— BEGIN —
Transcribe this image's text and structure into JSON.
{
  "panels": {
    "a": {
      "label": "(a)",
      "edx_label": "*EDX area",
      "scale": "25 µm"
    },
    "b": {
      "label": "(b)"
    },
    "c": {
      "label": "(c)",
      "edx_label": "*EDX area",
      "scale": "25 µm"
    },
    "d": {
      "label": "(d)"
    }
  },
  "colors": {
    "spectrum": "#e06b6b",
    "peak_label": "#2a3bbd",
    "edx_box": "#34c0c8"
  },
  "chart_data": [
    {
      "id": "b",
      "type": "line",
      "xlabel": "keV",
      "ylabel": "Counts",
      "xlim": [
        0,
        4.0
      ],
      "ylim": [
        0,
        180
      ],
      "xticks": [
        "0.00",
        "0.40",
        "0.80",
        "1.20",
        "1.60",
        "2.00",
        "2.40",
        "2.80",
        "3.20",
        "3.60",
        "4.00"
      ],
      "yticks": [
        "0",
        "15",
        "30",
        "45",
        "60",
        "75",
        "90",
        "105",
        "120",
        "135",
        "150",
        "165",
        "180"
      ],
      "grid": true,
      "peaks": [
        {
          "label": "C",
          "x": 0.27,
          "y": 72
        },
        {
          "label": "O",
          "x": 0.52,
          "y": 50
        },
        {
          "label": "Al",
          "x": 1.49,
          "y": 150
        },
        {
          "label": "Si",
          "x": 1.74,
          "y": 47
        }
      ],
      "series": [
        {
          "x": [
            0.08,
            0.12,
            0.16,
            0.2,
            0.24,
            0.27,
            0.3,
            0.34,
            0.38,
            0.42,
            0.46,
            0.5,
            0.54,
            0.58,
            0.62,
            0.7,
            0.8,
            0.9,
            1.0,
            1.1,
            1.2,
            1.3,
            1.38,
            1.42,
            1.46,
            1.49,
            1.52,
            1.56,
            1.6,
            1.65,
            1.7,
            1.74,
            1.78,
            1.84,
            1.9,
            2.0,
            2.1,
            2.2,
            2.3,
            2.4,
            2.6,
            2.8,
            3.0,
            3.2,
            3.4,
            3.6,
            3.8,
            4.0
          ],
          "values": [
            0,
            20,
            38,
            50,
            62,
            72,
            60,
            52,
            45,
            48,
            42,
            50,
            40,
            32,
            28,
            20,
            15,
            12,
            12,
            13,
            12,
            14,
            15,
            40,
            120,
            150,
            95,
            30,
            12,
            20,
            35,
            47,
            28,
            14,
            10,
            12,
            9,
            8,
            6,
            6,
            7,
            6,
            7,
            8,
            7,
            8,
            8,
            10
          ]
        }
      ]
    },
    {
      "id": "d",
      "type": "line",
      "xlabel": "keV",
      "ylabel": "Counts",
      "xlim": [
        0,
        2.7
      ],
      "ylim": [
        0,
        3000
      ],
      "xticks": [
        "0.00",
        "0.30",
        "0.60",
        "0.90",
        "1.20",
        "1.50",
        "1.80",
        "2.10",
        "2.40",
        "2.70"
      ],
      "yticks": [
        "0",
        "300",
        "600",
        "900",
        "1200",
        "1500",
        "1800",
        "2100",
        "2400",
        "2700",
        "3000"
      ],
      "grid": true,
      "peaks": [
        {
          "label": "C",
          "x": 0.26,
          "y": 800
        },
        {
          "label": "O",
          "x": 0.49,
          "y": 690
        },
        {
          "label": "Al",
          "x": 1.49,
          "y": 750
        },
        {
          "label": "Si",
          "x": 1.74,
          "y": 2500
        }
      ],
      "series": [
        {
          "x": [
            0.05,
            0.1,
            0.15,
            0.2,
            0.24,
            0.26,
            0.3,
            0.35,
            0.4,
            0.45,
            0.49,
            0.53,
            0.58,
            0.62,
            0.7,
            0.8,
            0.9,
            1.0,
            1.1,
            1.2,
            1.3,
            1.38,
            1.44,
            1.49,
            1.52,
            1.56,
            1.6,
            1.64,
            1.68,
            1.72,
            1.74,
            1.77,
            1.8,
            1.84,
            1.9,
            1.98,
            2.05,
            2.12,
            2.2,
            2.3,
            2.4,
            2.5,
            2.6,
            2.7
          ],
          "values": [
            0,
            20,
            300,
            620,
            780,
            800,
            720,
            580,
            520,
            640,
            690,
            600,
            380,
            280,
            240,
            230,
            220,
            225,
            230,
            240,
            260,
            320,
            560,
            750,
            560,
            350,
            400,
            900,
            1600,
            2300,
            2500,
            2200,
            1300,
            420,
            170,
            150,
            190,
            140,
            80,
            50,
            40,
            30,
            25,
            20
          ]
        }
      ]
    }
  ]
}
— END —
Goal of the exercise: Copy out each record from above, exactly.

Expected output:
Transcribe this image's text and structure into JSON.
{
  "panels": {
    "a": {
      "label": "(a)",
      "edx_label": "*EDX area",
      "scale": "25 µm"
    },
    "b": {
      "label": "(b)"
    },
    "c": {
      "label": "(c)",
      "edx_label": "*EDX area",
      "scale": "25 µm"
    },
    "d": {
      "label": "(d)"
    }
  },
  "colors": {
    "spectrum": "#e06b6b",
    "peak_label": "#2a3bbd",
    "edx_box": "#34c0c8"
  },
  "chart_data": [
    {
      "id": "b",
      "type": "line",
      "xlabel": "keV",
      "ylabel": "Counts",
      "xlim": [
        0,
        4.0
      ],
      "ylim": [
        0,
        180
      ],
      "xticks": [
        "0.00",
        "0.40",
        "0.80",
        "1.20",
        "1.60",
        "2.00",
        "2.40",
        "2.80",
        "3.20",
        "3.60",
        "4.00"
      ],
      "yticks": [
        "0",
        "15",
        "30",
        "45",
        "60",
        "75",
        "90",
        "105",
        "120",
        "135",
        "150",
        "165",
        "180"
      ],
      "grid": true,
      "peaks": [
        {
          "label": "C",
          "x": 0.27,
          "y": 72
        },
        {
          "label": "O",
          "x": 0.52,
          "y": 50
        },
        {
          "label": "Al",
          "x": 1.49,
          "y": 150
        },
        {
          "label": "Si",
          "x": 1.74,
          "y": 47
        }
      ],
      "series": [
        {
          "x": [
            0.08,
            0.12,
            0.16,
            0.2,
            0.24,
            0.27,
            0.3,
            0.34,
            0.38,
            0.42,
            0.46,
            0.5,
            0.54,
            0.58,
            0.62,
            0.7,
            0.8,
            0.9,
            1.0,
            1.1,
            1.2,
            1.3,
            1.38,
            1.42,
            1.46,
            1.49,
            1.52,
            1.56,
            1.6,
            1.65,
            1.7,
            1.74,
            1.78,
            1.84,
            1.9,
            2.0,
            2.1,
            2.2,
            2.3,
            2.4,
            2.6,
            2.8,
            3.0,
            3.2,
            3.4,
            3.6,
            3.8,
            4.0
          ],
          "values": [
            0,
            20,
            38,
            50,
            62,
            72,
            60,
            52,
            45,
            48,
            42,
            50,
            40,
            32,
            28,
            20,
            15,
            12,
            12,
            13,
            12,
            14,
            15,
            40,
            120,
            150,
            95,
            30,
            12,
            20,
            35,
            47,
            28,
            14,
            10,
            12,
            9,
            8,
            6,
            6,
            7,
            6,
            7,
            8,
            7,
            8,
            8,
            10
          ]
        }
      ]
    },
    {
      "id": "d",
      "type": "line",
      "xlabel": "keV",
      "ylabel": "Counts",
      "xlim": [
        0,
        2.7
      ],
      "ylim": [
        0,
        3000
      ],
      "xticks": [
        "0.00",
        "0.30",
        "0.60",
        "0.90",
        "1.20",
        "1.50",
        "1.80",
        "2.10",
        "2.40",
        "2.70"
      ],
      "yticks": [
        "0",
        "300",
        "600",
        "900",
        "1200",
        "1500",
        "1800",
        "2100",
        "2400",
        "2700",
        "3000"
      ],
      "grid": true,
      "peaks": [
        {
          "label": "C",
          "x": 0.26,
          "y": 800
        },
        {
          "label": "O",
          "x": 0.49,
          "y": 690
        },
        {
          "label": "Al",
          "x": 1.49,
          "y": 750
        },
        {
          "label": "Si",
          "x": 1.74,
          "y": 2500
        }
      ],
      "series": [
        {
          "x": [
            0.05,
            0.1,
            0.15,
            0.2,
            0.24,
            0.26,
            0.3,
            0.35,
            0.4,
            0.45,
            0.49,
            0.53,
            0.58,
            0.62,
            0.7,
            0.8,
            0.9,
            1.0,
            1.1,
            1.2,
            1.3,
            1.38,
            1.44,
            1.49,
            1.52,
            1.56,
            1.6,
            1.64,
            1.68,
            1.72,
            1.74,
            1.77,
            1.8,
            1.84,
            1.9,
            1.98,
            2.05,
            2.12,
            2.2,
            2.3,
            2.4,
            2.5,
            2.6,
            2.7
          ],
          "values": [
            0,
            20,
            300,
            620,
            780,
            800,
            720,
            580,
            520,
            640,
            690,
            600,
            380,
            280,
            240,
            230,
            220,
            225,
            230,
            240,
            260,
            320,
            560,
            750,
            560,
            350,
            400,
            900,
            1600,
            2300,
            2500,
            2200,
            1300,
            420,
            170,
            150,
            190,
            140,
            80,
            50,
            40,
            30,
            25,
            20
          ]
        }
      ]
    }
  ]
}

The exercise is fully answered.